#### [WHAT THIS TASK INVOLVES]
Gather each line of the records where "งเสร" appears.
-- Start EXTRACTED RECORDS --
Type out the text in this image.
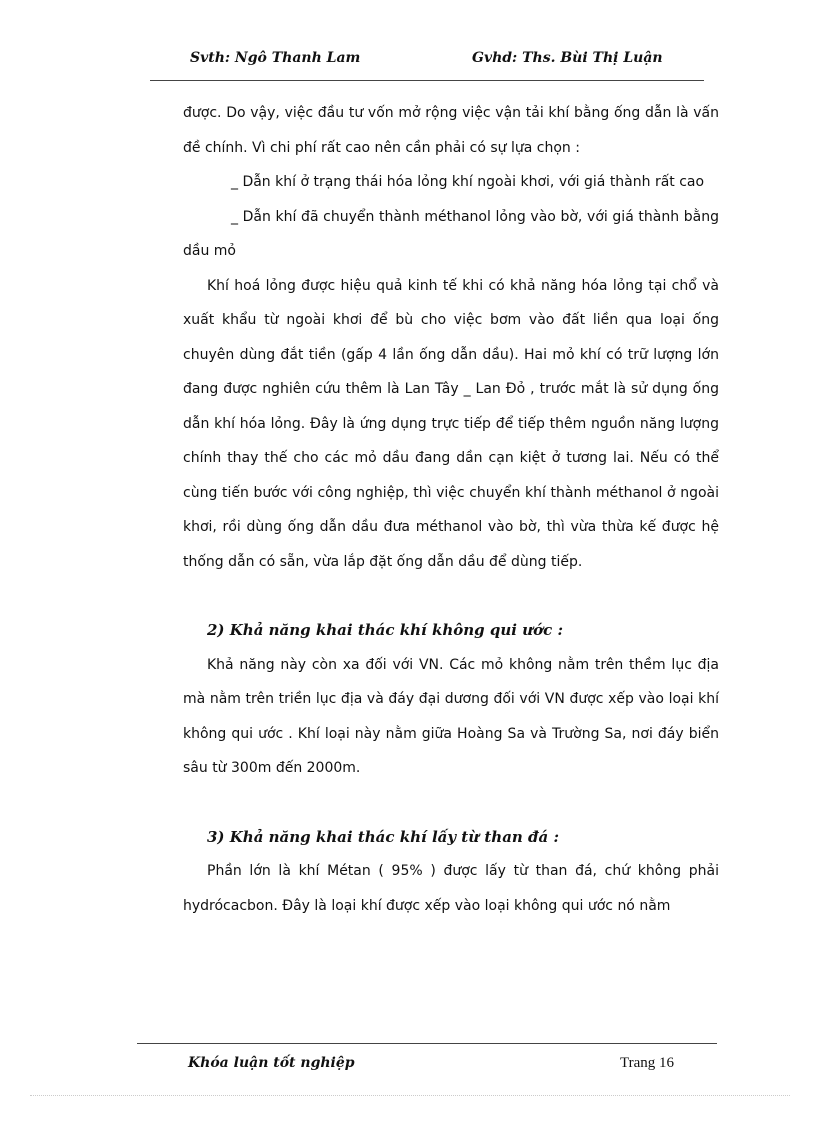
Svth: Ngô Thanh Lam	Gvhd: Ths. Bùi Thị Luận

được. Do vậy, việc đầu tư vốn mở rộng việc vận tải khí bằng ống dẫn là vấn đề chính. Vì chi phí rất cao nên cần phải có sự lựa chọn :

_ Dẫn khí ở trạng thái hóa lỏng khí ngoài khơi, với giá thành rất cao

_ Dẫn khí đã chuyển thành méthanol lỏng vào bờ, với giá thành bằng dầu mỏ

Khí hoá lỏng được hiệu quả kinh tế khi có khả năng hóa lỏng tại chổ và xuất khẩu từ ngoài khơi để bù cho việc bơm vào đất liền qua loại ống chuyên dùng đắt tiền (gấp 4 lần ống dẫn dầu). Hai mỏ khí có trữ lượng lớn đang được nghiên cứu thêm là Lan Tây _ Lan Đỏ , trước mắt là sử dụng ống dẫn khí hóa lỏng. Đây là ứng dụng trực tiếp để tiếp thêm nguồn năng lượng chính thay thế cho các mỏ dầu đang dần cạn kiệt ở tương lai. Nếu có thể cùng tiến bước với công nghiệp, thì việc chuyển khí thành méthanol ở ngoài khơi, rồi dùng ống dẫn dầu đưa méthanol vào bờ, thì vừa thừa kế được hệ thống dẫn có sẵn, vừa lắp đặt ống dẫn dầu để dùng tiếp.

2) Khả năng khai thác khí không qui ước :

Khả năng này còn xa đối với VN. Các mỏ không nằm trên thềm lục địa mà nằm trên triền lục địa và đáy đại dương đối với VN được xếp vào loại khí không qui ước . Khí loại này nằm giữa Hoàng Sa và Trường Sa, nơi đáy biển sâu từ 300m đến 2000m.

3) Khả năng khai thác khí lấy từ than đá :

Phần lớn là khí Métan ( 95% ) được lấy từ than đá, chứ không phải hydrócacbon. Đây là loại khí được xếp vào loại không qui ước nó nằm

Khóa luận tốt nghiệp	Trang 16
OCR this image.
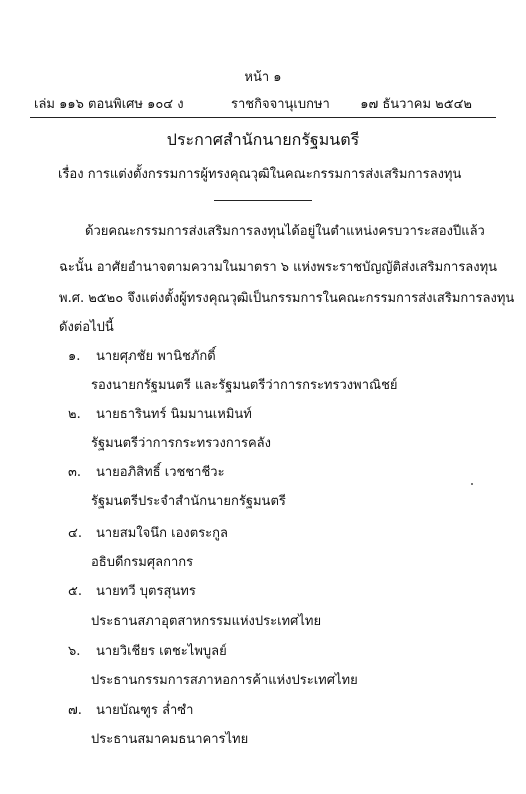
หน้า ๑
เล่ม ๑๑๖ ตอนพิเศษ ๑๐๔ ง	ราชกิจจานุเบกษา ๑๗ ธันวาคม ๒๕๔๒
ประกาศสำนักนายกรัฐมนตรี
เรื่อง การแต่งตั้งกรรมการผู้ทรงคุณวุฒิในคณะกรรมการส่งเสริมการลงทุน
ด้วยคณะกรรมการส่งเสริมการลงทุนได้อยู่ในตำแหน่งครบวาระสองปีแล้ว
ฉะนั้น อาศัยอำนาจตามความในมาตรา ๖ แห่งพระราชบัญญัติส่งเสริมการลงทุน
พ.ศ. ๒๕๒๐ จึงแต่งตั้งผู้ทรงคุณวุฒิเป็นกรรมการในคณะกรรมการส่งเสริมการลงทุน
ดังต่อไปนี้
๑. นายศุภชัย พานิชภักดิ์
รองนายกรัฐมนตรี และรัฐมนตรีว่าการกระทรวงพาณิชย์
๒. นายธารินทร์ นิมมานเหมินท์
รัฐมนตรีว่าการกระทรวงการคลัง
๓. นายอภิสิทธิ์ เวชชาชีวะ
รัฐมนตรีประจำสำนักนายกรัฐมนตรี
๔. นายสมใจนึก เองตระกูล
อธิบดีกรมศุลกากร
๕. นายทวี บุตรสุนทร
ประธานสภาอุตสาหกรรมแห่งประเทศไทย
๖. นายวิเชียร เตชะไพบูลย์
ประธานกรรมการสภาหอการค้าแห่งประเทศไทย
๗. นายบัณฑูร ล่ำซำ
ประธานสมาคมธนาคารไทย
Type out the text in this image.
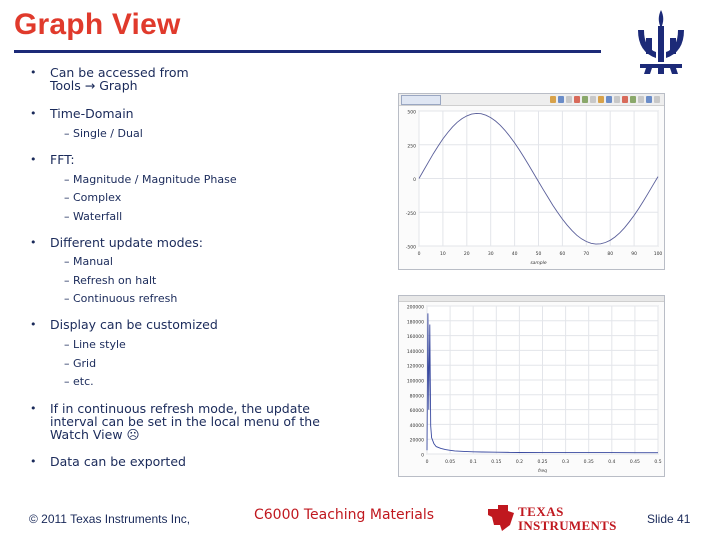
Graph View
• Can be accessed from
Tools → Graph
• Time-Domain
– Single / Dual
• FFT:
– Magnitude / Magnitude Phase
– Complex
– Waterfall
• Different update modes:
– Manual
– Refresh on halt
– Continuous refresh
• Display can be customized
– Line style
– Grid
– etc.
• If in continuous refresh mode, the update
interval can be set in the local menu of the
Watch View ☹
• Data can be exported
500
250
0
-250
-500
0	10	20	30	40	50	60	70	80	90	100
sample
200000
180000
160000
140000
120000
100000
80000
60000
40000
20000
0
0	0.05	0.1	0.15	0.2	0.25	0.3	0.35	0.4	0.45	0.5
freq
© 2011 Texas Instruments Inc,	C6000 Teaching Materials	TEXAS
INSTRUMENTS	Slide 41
-- End EXTRACTED RECORDS --
#### [WRITTEN REPLY]
เรื่อง การแต่งตั้งกรรมการผู้ทรงคุณวุฒิในคณะกรรมการส่งเสริมการลงทุน
ด้วยคณะกรรมการส่งเสริมการลงทุนได้อยู่ในตำแหน่งครบวาระสองปีแล้ว
ฉะนั้น อาศัยอำนาจตามความในมาตรา ๖ แห่งพระราชบัญญัติส่งเสริมการลงทุน
พ.ศ. ๒๕๒๐ จึงแต่งตั้งผู้ทรงคุณวุฒิเป็นกรรมการในคณะกรรมการส่งเสริมการลงทุน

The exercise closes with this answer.